* Begin EXERCISE DATA *

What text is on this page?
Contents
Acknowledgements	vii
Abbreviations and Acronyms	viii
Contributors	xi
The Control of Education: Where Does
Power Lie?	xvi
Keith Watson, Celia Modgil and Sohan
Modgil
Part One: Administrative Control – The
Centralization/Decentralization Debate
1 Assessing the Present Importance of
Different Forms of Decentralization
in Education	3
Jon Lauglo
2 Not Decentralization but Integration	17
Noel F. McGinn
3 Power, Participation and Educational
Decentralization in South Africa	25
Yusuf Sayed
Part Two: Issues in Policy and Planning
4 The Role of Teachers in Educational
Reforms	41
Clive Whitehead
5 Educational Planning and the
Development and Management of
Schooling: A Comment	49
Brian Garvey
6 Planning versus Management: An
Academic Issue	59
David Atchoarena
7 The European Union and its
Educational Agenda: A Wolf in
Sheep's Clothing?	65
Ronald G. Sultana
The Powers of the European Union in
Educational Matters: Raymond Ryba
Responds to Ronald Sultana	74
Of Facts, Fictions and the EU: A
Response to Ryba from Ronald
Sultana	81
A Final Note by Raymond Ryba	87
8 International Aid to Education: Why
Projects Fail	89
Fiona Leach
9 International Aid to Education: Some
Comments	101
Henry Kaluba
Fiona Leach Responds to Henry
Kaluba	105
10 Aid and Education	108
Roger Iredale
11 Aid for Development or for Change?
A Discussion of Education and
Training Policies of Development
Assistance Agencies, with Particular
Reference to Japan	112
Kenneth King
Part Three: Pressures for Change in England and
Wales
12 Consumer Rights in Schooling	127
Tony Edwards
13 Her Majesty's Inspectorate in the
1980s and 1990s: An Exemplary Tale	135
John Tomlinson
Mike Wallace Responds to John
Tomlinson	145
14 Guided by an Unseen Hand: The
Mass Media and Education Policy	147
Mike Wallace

* End EXERCISE DATA *

> **TASK DETAILS**
Copy all the entries verbatim.

> **SOLVED EXERCISE**
What text is on this page?
Contents
Acknowledgements	vii
Abbreviations and Acronyms	viii
Contributors	xi
The Control of Education: Where Does
Power Lie?	xvi
Keith Watson, Celia Modgil and Sohan
Modgil
Part One: Administrative Control – The
Centralization/Decentralization Debate
1 Assessing the Present Importance of
Different Forms of Decentralization
in Education	3
Jon Lauglo
2 Not Decentralization but Integration	17
Noel F. McGinn
3 Power, Participation and Educational
Decentralization in South Africa	25
Yusuf Sayed
Part Two: Issues in Policy and Planning
4 The Role of Teachers in Educational
Reforms	41
Clive Whitehead
5 Educational Planning and the
Development and Management of
Schooling: A Comment	49
Brian Garvey
6 Planning versus Management: An
Academic Issue	59
David Atchoarena
7 The European Union and its
Educational Agenda: A Wolf in
Sheep's Clothing?	65
Ronald G. Sultana
The Powers of the European Union in
Educational Matters: Raymond Ryba
Responds to Ronald Sultana	74
Of Facts, Fictions and the EU: A
Response to Ryba from Ronald
Sultana	81
A Final Note by Raymond Ryba	87
8 International Aid to Education: Why
Projects Fail	89
Fiona Leach
9 International Aid to Education: Some
Comments	101
Henry Kaluba
Fiona Leach Responds to Henry
Kaluba	105
10 Aid and Education	108
Roger Iredale
11 Aid for Development or for Change?
A Discussion of Education and
Training Policies of Development
Assistance Agencies, with Particular
Reference to Japan	112
Kenneth King
Part Three: Pressures for Change in England and
Wales
12 Consumer Rights in Schooling	127
Tony Edwards
13 Her Majesty's Inspectorate in the
1980s and 1990s: An Exemplary Tale	135
John Tomlinson
Mike Wallace Responds to John
Tomlinson	145
14 Guided by an Unseen Hand: The
Mass Media and Education Policy	147
Mike Wallace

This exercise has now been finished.